[Data listing]
------------------------------

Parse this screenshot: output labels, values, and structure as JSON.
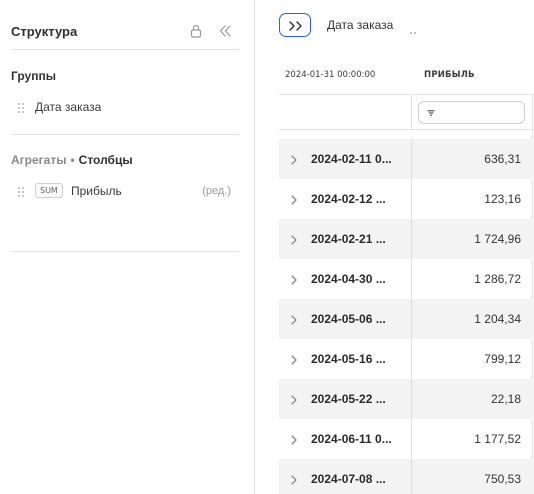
{
  "panel": {
    "title": "Структура",
    "groups_title": "Группы",
    "group_field": "Дата заказа",
    "aggregates_title_a": "Агрегаты",
    "aggregates_title_dot": "•",
    "aggregates_title_b": "Столбцы",
    "agg_badge": "SUM",
    "agg_field": "Прибыль",
    "agg_edit": "(ред.)"
  },
  "toolbar": {
    "expand_button": ">>",
    "pivot_field": "Дата заказа"
  },
  "grid": {
    "col_date_header": "2024-01-31 00:00:00",
    "col_profit_header": "ПРИБЫЛЬ",
    "accent": "#2f5fd0",
    "rows": [
      {
        "date": "2024-02-11 0...",
        "value": "636,31"
      },
      {
        "date": "2024-02-12 ...",
        "value": "123,16"
      },
      {
        "date": "2024-02-21 ...",
        "value": "1 724,96"
      },
      {
        "date": "2024-04-30 ...",
        "value": "1 286,72"
      },
      {
        "date": "2024-05-06 ...",
        "value": "1 204,34"
      },
      {
        "date": "2024-05-16 ...",
        "value": "799,12"
      },
      {
        "date": "2024-05-22 ...",
        "value": "22,18"
      },
      {
        "date": "2024-06-11 0...",
        "value": "1 177,52"
      },
      {
        "date": "2024-07-08 ...",
        "value": "750,53"
      }
    ]
  }
}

------------------------------

#### Requirement:
Each record above should be copied character for character, with pictures dropped.

#### Reply to the task:
Parse this screenshot: output labels, values, and structure as JSON.
{
  "panel": {
    "title": "Структура",
    "groups_title": "Группы",
    "group_field": "Дата заказа",
    "aggregates_title_a": "Агрегаты",
    "aggregates_title_dot": "•",
    "aggregates_title_b": "Столбцы",
    "agg_badge": "SUM",
    "agg_field": "Прибыль",
    "agg_edit": "(ред.)"
  },
  "toolbar": {
    "expand_button": ">>",
    "pivot_field": "Дата заказа"
  },
  "grid": {
    "col_date_header": "2024-01-31 00:00:00",
    "col_profit_header": "ПРИБЫЛЬ",
    "accent": "#2f5fd0",
    "rows": [
      {
        "date": "2024-02-11 0...",
        "value": "636,31"
      },
      {
        "date": "2024-02-12 ...",
        "value": "123,16"
      },
      {
        "date": "2024-02-21 ...",
        "value": "1 724,96"
      },
      {
        "date": "2024-04-30 ...",
        "value": "1 286,72"
      },
      {
        "date": "2024-05-06 ...",
        "value": "1 204,34"
      },
      {
        "date": "2024-05-16 ...",
        "value": "799,12"
      },
      {
        "date": "2024-05-22 ...",
        "value": "22,18"
      },
      {
        "date": "2024-06-11 0...",
        "value": "1 177,52"
      },
      {
        "date": "2024-07-08 ...",
        "value": "750,53"
      }
    ]
  }
}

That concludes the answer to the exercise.